- _STUDY QUESTIONS_:
A) Summarize the abstract below on lung function in long-term survivors of pediatric transplant in two sentences.
B) Answer these questions from the abstract below on lung function in long-term survivors of pediatric transplant, one per line.
(i) Of the 472 patients contacted, how many participated?
(ii) Patients given which treatment had the highest risk of restrictive lung disease?
(iii) At what median time after transplant was pulmonary function testing performed?
SUPPLIED PASSAGE START
Pulmonary function in long‐term survivors of pediatric hematopoietic cell transplantation

Abstract

The purpose of this study was to determine the prevalence of pulmonary dysfunction in pediatric hematopoietic cell transplant (HCT) survivors and to identify associated risk factors. In a cross-sectional study, patients surviving at least 5 years after pediatric HCT were requested to undergo pulmonary function testing (PFT). Risk factors for restrictive lung disease (RLD) and obstructive lung disease (OLD) were analyzed using multivariate analysis. Among 472 patients contacted, 260 (55%) participated and 215 were selected for analysis. These patients were transplanted at a median age of 8.3 (0.3-18.0) years; 175 for hematologic malignancies and 40 for non-malignant diseases. The preparative regimens for 133 patients included fractionated TBI (FTBI), 29 single-fraction TBI (SFTBI), and 53 non-TBI regimens. PFT was performed at a median of 10 (5.0-27.5) years after HCT. Forty percent of patients had either RLD or OLD (28% RLD, 9% OLD, 3% mixed RLD/OLD) and at least 15% had an isolated low-DLCO. Moderate-to-severe impairment was present in 45% of patients with RLD or OLD. In multivariate analysis, risk factors associated with RLD included transplant regimen, transplant diagnosis, scleroderma/contracture, and donor relation. Patients treated with SFTBI had the highest risk of RLD. Risk factors for OLD included chronic graft-versus-host disease, transplant regimen, and time after HCT. Patients surviving 20 or more years after HCT had the highest risk of OLD. Fifty-five percent of long-term pediatric HCT survivors had pulmonary dysfunction. These findings stress the need for long-term follow-up to detect pulmonary dysfunction.
SUPPLIED PASSAGE END
INFORMATION START
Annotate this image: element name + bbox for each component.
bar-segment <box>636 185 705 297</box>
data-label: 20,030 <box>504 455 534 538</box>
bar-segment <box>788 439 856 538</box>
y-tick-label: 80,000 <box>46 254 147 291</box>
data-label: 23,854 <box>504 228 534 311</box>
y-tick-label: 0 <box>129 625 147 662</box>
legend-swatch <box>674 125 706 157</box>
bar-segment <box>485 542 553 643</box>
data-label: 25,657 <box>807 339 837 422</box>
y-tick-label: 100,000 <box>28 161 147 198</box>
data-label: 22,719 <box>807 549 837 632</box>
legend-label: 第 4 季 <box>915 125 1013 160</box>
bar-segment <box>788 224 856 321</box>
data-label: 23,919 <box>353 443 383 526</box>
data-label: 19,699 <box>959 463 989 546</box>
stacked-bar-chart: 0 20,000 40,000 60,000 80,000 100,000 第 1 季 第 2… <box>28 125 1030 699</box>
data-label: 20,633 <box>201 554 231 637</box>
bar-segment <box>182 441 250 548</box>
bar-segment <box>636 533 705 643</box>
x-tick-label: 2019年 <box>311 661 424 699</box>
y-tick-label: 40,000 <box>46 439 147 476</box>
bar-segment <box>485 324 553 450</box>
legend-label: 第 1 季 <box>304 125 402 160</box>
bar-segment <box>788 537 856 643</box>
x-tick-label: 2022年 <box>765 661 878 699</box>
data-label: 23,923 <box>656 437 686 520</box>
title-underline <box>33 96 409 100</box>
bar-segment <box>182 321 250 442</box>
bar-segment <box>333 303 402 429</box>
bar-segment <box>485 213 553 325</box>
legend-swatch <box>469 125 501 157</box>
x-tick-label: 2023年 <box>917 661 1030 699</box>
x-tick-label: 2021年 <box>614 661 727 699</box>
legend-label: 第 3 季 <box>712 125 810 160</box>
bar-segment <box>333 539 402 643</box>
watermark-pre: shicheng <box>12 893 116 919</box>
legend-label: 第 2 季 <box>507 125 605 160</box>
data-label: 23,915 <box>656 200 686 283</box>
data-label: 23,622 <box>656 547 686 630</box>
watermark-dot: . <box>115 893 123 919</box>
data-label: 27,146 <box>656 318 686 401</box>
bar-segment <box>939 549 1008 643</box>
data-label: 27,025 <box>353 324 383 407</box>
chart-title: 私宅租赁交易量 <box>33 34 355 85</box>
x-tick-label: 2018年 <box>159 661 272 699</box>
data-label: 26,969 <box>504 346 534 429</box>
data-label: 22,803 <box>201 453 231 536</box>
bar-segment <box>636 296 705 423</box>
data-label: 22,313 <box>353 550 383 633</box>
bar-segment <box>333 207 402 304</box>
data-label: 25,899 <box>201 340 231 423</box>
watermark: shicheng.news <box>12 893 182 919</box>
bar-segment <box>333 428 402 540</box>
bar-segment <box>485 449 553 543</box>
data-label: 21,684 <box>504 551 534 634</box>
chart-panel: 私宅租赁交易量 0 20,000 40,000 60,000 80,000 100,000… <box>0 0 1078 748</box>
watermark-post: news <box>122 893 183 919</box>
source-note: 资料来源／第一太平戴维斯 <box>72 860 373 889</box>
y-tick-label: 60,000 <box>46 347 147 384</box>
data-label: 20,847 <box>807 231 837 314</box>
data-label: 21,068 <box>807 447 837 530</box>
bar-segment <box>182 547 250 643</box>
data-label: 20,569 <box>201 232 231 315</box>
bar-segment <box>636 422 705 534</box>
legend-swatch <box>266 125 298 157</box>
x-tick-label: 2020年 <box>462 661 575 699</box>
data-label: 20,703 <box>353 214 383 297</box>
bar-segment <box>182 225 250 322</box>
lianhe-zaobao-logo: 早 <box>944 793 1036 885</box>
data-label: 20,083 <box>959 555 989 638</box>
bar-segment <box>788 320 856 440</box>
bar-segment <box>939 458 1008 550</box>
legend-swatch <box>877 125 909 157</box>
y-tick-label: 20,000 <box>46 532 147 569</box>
INFORMATION END
- _ANSWERS FOR THE EXERCISE_:
A) A cross-sectional study asked patients at least 5 years past pediatric hematopoietic cell transplant to undergo pulmonary function testing. It found that 40% of the 215 patients analyzed had restrictive or obstructive lung disease, with risk tied to factors such as transplant regimen and chronic graft-versus-host disease, so long-term follow-up is needed to detect pulmonary dysfunction.

B)
(i) 260 patients (55%) participated.
(ii) Patients treated with single-fraction TBI (SFTBI) had the highest risk.
(iii) It was performed at a median of 10 years after transplant.